* Problem requirements
Your answer should be one number: how many lines of the records hold the string "cineasta".

(Entries taken from a collection)
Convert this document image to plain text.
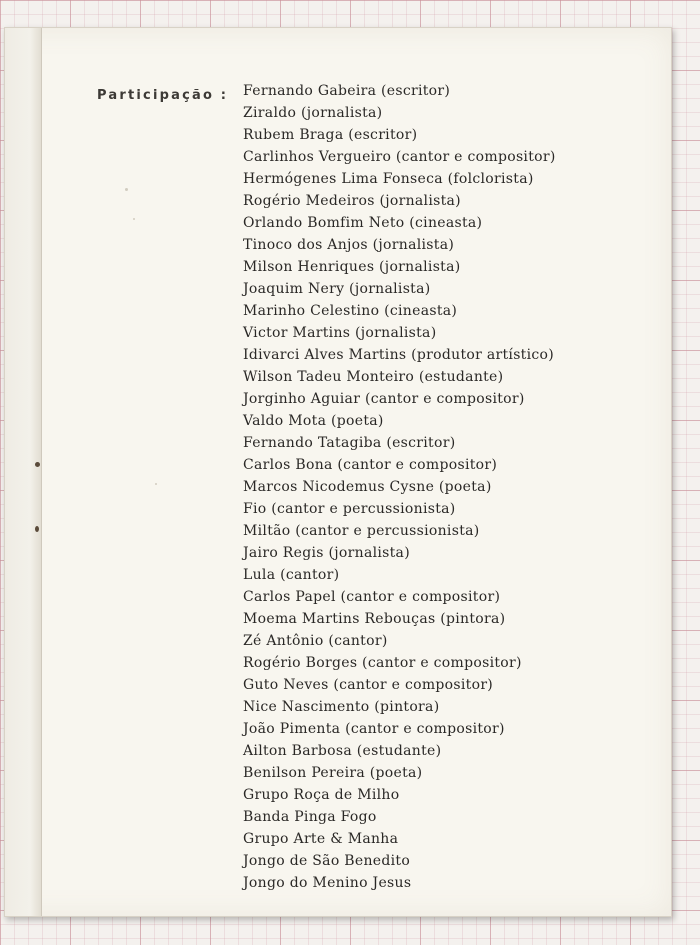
Participação : Fernando Gabeira (escritor)
Ziraldo (jornalista)
Rubem Braga (escritor)
Carlinhos Vergueiro (cantor e compositor)
Hermógenes Lima Fonseca (folclorista)
Rogério Medeiros (jornalista)
Orlando Bomfim Neto (cineasta)
Tinoco dos Anjos (jornalista)
Milson Henriques (jornalista)
Joaquim Nery (jornalista)
Marinho Celestino (cineasta)
Victor Martins (jornalista)
Idivarci Alves Martins (produtor artístico)
Wilson Tadeu Monteiro (estudante)
Jorginho Aguiar (cantor e compositor)
Valdo Mota (poeta)
Fernando Tatagiba (escritor)
Carlos Bona (cantor e compositor)
Marcos Nicodemus Cysne (poeta)
Fio (cantor e percussionista)
Miltão (cantor e percussionista)
Jairo Regis (jornalista)
Lula (cantor)
Carlos Papel (cantor e compositor)
Moema Martins Rebouças (pintora)
Zé Antônio (cantor)
Rogério Borges (cantor e compositor)
Guto Neves (cantor e compositor)
Nice Nascimento (pintora)
João Pimenta (cantor e compositor)
Ailton Barbosa (estudante)
Benilson Pereira (poeta)
Grupo Roça de Milho
Banda Pinga Fogo
Grupo Arte & Manha
Jongo de São Benedito
Jongo do Menino Jesus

* Exercise response
2